begin STORED ROWS
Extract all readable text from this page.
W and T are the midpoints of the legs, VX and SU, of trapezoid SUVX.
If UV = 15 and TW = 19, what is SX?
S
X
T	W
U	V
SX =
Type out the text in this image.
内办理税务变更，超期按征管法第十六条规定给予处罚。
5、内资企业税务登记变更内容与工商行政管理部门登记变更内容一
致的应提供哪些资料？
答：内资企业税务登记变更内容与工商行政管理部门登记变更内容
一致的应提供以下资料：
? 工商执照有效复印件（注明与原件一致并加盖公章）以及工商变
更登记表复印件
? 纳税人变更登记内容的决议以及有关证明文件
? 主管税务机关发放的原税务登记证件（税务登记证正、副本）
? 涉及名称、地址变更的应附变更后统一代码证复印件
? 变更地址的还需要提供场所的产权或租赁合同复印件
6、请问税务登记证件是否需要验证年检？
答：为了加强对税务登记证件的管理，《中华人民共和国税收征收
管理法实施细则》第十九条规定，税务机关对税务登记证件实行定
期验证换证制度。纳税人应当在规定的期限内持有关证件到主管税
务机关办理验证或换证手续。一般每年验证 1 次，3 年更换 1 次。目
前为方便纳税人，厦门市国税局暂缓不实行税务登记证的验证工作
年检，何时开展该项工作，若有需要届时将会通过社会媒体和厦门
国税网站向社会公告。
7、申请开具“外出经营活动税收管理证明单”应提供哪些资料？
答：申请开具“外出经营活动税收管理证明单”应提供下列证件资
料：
end STORED ROWS
> [REQUIREMENTS]
Using the exact wording, write out all of the records.

> [EXERCISE SOLUTION]
Extract all readable text from this page.
W and T are the midpoints of the legs, VX and SU, of trapezoid SUVX.
If UV = 15 and TW = 19, what is SX?
S
X
T	W
U	V
SX =
Type out the text in this image.
内办理税务变更，超期按征管法第十六条规定给予处罚。
5、内资企业税务登记变更内容与工商行政管理部门登记变更内容一
致的应提供哪些资料？
答：内资企业税务登记变更内容与工商行政管理部门登记变更内容
一致的应提供以下资料：
? 工商执照有效复印件（注明与原件一致并加盖公章）以及工商变
更登记表复印件
? 纳税人变更登记内容的决议以及有关证明文件
? 主管税务机关发放的原税务登记证件（税务登记证正、副本）
? 涉及名称、地址变更的应附变更后统一代码证复印件
? 变更地址的还需要提供场所的产权或租赁合同复印件
6、请问税务登记证件是否需要验证年检？
答：为了加强对税务登记证件的管理，《中华人民共和国税收征收
管理法实施细则》第十九条规定，税务机关对税务登记证件实行定
期验证换证制度。纳税人应当在规定的期限内持有关证件到主管税
务机关办理验证或换证手续。一般每年验证 1 次，3 年更换 1 次。目
前为方便纳税人，厦门市国税局暂缓不实行税务登记证的验证工作
年检，何时开展该项工作，若有需要届时将会通过社会媒体和厦门
国税网站向社会公告。
7、申请开具“外出经营活动税收管理证明单”应提供哪些资料？
答：申请开具“外出经营活动税收管理证明单”应提供下列证件资
料：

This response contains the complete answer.